REQUIREMENT:
Using the data below, copy every line that contains the word "allen".

Data records:
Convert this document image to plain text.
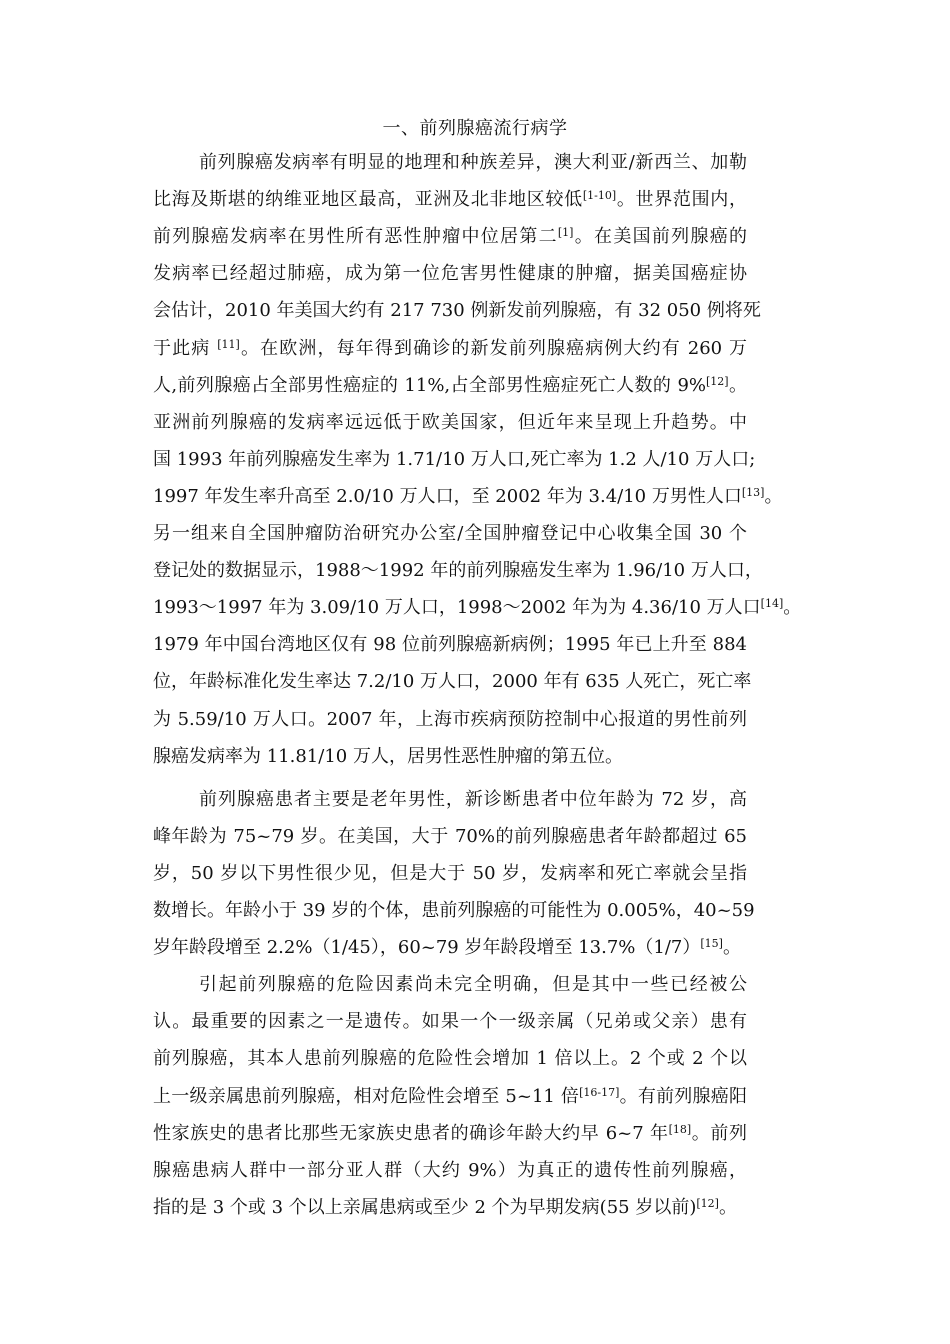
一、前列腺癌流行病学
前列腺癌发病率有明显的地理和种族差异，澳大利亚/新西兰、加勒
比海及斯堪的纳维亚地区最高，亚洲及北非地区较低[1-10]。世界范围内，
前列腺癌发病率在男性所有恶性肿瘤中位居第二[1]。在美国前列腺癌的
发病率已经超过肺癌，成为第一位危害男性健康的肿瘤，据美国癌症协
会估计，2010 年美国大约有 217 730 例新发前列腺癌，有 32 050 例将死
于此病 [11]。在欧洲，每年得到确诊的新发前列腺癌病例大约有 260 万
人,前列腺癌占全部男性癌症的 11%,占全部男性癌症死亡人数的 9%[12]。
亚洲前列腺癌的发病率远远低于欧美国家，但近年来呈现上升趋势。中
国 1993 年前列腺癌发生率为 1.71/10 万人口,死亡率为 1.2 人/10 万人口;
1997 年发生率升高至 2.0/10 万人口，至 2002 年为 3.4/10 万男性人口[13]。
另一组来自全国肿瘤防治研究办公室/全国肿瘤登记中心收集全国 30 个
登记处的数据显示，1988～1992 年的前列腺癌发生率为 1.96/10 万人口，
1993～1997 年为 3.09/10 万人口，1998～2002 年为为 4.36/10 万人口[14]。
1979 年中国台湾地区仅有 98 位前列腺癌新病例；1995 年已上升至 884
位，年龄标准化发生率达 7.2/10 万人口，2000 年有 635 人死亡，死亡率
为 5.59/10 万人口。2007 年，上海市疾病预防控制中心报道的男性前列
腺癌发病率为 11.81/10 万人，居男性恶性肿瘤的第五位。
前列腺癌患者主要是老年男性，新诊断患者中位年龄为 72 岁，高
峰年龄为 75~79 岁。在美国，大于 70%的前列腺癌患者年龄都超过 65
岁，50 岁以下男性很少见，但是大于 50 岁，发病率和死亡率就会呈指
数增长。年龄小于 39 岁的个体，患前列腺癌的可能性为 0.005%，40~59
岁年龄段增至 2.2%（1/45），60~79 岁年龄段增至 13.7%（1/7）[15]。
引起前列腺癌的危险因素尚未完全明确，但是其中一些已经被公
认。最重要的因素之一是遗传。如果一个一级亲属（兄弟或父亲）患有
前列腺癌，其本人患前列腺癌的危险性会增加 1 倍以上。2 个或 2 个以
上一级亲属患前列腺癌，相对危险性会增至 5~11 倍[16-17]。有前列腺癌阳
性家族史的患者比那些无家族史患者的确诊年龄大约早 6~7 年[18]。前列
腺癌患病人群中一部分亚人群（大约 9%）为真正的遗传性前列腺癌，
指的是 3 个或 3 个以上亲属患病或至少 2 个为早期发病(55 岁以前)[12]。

---

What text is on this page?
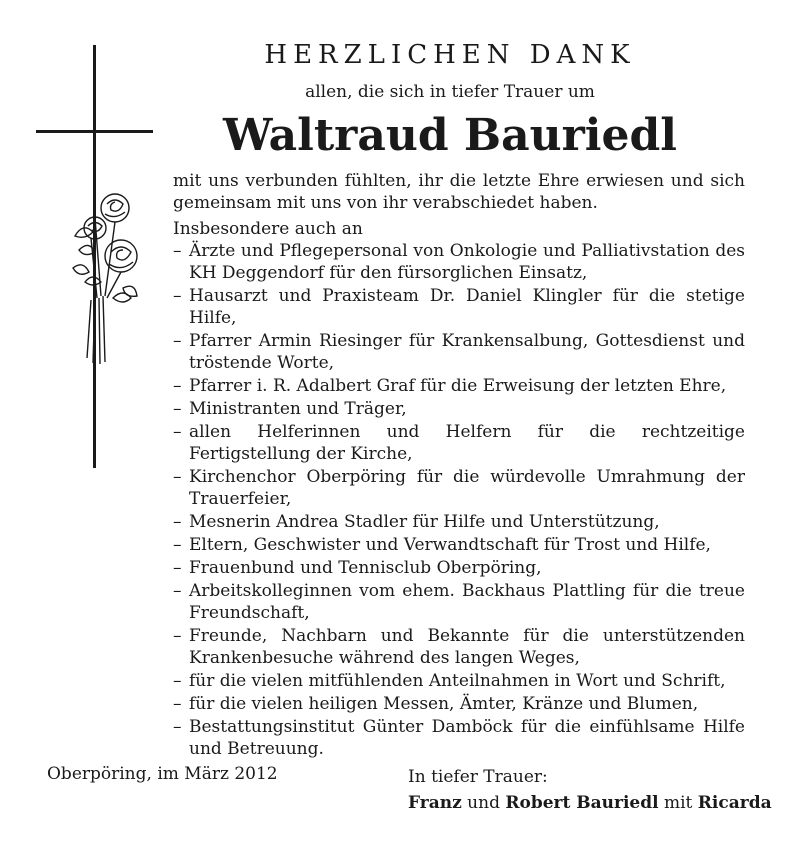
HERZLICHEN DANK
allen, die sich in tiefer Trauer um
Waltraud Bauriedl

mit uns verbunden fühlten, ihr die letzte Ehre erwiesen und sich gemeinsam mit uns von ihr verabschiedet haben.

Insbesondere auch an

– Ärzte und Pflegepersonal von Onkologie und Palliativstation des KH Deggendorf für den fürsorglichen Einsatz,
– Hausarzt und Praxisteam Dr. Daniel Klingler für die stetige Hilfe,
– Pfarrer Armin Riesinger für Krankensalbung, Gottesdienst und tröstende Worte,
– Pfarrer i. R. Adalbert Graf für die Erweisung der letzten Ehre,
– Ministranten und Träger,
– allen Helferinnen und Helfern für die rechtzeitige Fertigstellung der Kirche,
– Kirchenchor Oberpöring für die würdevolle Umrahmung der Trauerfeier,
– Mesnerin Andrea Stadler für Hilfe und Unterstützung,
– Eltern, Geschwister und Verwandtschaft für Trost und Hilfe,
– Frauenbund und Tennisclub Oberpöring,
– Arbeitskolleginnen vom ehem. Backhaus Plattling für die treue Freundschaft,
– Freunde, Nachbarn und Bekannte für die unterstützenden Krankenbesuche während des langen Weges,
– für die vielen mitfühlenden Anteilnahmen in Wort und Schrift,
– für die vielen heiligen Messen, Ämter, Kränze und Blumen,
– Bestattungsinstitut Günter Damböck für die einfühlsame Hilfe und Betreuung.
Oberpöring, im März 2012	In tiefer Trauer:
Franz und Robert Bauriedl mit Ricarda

RESPONSE TO THE TASK:
allen, die sich in tiefer Trauer um
– allen Helferinnen und Helfern für die rechtzeitige Fertigstellung der Kirche,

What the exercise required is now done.